━━ TEXT

Malla Raji Reddy was a central committee member who was on the run for 30 years, for many cases, including the murder of Scripado Rao, the former speaker of the Andhra Pradesh, the same city that arrested Roopesh. As Roopesh was leading his Pro-Maoist movements in India, his wife Shyna was getting more involved as well. Shyna started a new women's wing called the 'Bhavani Wing'.

The home minister of India Shivraj Patil wrote a letter to both of Roopesh's and Shyna's daughters, Ami who is 19 and Savera who is 10. The Minister felt bad for the two young girls as he spoke about his concern because he believed that the two young girls did not get enough love and care from their parents. Ami read the letter and felt obligated to write back, as she said, she believed she and her sister received enough love and care from their parents than most of the other kids they knew. The only thing that made it hard for them was when the Home Minister started sending the police after her parents when Ami was only 10 years old. They took the younger sister and mother into custody, as she continued to question the Home Ministers sympathy towards her and her sister. Ami responded with much hatred and anger from this letter, as she described how poorly she was treated by the police officers and how disrespectful they were. They would make rude and uncomfortable comments to Ami, and did things illegally, such as breaking her front door down without a search warrant.

== Main Goal as Maoist Leader ==
The purpose of the Communist party of India (Maoist) was to overthrow the government of India. They believed that the state was being run incorrectly, as both parties (People's war group and Communist centre of India), had different views of communism. Both parties did agree on who their enemies were, and also agreed that they would use extreme violence to get what they wanted. The People's War Group took the Marxist–Leninist stance, and the Communist. Centre of India took a Maoist stance. Both different stances of communism, but the CPI concluded that they would take a Marxism–Leninism-Maoism to guide their activities and decision making.

As Roopesh was heading the People's Liberation Guerilla Army, he wanted to capture the Political Power through guerrilla warfare, this was the tactics and military strategies used by the Communist Party of India, which was helped run by Roopesh, since he was one of the leaders.

━━━━
━━ INFORMATION SHOWN

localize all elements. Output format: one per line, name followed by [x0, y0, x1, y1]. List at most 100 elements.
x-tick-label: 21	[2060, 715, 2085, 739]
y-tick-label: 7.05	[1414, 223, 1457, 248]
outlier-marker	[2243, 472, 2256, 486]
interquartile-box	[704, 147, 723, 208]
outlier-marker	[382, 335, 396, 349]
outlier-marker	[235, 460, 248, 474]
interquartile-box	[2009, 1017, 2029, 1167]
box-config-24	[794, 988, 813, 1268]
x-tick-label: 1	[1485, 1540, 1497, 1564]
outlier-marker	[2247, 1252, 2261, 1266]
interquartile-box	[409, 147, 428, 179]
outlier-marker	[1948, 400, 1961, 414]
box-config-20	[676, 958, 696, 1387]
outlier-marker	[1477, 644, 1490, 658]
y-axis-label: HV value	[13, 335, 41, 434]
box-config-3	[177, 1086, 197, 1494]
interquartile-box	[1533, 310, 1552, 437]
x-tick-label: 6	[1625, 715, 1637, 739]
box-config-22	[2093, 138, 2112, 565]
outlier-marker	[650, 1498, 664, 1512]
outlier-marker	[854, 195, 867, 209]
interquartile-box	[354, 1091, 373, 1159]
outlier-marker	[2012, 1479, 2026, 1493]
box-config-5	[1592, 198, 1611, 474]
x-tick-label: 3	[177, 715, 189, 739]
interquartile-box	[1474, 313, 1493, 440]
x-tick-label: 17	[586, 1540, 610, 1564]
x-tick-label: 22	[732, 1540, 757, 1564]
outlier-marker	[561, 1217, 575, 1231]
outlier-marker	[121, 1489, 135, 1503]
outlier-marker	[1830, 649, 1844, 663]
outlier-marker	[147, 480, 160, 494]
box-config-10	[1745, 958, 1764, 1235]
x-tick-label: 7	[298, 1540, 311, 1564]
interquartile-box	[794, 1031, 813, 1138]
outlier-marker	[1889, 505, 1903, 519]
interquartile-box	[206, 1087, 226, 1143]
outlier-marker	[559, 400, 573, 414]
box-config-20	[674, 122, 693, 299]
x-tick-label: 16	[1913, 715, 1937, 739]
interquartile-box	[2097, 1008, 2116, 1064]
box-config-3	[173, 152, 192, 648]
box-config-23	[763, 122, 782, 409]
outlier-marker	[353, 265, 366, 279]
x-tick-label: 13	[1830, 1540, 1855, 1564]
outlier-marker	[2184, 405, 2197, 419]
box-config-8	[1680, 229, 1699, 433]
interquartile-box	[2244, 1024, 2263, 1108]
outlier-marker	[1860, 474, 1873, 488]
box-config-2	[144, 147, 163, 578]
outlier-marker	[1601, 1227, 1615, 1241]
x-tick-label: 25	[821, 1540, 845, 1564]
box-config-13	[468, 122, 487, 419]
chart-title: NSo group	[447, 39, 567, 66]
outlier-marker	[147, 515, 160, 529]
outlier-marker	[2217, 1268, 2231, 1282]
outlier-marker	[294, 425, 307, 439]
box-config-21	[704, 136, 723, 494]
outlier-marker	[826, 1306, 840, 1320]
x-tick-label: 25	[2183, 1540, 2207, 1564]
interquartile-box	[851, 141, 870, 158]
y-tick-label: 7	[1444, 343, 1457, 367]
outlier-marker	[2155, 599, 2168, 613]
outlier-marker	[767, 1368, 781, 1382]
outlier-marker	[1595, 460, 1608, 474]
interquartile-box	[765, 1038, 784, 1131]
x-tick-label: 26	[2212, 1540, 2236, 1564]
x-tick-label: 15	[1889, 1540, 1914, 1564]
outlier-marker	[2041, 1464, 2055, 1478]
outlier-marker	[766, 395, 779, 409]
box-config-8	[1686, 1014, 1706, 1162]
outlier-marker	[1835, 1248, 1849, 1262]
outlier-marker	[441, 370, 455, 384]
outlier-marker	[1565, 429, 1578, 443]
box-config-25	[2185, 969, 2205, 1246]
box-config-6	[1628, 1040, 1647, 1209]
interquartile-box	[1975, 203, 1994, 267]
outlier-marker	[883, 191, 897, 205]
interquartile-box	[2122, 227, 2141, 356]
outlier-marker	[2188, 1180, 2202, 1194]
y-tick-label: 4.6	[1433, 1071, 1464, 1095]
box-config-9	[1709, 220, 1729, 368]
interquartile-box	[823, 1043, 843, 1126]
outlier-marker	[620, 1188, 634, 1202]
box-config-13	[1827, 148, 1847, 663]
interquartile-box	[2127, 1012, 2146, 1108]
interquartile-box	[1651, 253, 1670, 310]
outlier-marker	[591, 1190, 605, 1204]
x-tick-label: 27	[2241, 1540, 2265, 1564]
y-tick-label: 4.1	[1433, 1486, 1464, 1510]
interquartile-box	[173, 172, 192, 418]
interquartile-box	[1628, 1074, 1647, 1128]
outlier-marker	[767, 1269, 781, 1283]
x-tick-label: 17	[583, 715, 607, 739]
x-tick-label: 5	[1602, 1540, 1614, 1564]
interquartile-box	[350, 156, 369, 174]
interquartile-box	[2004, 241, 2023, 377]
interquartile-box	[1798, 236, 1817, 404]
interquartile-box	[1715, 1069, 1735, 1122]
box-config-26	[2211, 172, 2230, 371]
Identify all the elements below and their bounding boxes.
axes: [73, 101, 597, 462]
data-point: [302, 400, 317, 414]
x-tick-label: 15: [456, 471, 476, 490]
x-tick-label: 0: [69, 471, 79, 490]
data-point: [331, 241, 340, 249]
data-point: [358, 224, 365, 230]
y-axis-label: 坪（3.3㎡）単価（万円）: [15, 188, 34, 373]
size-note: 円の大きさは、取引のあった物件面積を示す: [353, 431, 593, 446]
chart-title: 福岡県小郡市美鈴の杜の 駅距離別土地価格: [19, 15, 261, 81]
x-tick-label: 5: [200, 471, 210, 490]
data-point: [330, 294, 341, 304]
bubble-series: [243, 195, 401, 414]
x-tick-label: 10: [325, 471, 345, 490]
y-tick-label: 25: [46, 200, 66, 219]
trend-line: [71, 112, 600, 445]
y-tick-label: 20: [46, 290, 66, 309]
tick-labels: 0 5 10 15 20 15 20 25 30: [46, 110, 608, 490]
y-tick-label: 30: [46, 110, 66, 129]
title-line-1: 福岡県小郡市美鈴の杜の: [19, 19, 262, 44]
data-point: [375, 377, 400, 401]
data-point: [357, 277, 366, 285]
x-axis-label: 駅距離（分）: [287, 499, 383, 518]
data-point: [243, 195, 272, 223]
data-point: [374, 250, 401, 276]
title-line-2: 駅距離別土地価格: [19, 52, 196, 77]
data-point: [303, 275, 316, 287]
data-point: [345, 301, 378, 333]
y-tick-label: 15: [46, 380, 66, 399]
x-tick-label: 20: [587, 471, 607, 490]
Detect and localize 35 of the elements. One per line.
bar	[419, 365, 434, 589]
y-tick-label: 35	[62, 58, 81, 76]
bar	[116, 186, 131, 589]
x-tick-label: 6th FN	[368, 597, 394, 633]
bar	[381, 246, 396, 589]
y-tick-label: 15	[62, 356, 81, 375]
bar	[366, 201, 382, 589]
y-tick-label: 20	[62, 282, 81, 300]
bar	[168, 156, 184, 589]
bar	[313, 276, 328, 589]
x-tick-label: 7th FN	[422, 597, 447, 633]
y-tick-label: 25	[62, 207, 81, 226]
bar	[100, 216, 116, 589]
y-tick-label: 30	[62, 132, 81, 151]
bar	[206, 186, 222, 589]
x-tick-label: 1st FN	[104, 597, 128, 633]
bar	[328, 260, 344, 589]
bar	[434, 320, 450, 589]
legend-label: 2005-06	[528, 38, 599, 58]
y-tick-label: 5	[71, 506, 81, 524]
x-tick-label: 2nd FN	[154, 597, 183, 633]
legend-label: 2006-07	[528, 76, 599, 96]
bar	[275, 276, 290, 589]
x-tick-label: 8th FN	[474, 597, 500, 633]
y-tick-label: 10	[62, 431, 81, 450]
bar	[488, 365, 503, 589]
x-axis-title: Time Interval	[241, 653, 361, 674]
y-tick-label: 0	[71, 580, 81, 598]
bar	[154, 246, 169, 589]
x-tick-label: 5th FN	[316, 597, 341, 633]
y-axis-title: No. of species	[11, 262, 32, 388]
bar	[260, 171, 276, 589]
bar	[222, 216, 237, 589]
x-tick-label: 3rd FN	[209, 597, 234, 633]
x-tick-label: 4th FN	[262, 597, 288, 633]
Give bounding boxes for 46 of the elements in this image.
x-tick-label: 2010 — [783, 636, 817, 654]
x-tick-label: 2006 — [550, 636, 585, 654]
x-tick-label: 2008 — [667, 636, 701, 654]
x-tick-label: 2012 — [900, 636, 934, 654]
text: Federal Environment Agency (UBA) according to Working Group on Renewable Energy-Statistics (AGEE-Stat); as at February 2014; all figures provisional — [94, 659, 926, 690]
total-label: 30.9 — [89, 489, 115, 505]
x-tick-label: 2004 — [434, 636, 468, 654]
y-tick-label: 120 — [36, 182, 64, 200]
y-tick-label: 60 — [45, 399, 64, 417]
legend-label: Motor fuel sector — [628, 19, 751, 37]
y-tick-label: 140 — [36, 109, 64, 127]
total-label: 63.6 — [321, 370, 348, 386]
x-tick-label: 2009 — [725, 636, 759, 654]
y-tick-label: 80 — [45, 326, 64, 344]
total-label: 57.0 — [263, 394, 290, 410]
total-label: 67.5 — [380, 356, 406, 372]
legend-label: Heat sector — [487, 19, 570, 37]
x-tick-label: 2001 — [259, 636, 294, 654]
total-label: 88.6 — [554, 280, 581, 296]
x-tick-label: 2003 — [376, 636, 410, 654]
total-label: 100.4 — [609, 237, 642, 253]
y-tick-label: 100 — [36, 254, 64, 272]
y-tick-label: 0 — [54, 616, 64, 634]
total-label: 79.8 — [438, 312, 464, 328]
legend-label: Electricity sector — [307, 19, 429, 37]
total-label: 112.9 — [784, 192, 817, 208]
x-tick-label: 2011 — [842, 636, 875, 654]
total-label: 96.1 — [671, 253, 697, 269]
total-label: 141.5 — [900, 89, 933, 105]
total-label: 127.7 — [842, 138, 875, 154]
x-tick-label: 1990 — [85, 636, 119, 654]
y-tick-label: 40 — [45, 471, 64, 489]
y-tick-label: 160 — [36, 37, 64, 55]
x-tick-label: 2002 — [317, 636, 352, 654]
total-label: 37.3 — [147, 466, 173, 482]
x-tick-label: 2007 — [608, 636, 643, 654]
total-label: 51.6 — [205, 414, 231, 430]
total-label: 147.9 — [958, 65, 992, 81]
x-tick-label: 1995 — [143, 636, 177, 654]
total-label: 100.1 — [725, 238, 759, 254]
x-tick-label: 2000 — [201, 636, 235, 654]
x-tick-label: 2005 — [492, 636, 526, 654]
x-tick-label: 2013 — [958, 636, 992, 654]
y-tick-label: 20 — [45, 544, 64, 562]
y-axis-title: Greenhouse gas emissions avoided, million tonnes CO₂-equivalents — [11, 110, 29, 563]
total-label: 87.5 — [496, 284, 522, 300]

━━━━

*PROBLEM STATEMENT*
Write out word for word the part of the passage above about Roopesh that opens with the words containing "Malla Raji Reddy" and closes with "the 'Bhavani Wing'.".

*REPLY TO THE TASK*
Malla Raji Reddy was a central committee member who was on the run for 30 years, for many cases, including the murder of Scripado Rao, the former speaker of the Andhra Pradesh, the same city that arrested Roopesh. As Roopesh was leading his Pro-Maoist movements in India, his wife Shyna was getting more involved as well. Shyna started a new women's wing called the 'Bhavani Wing'.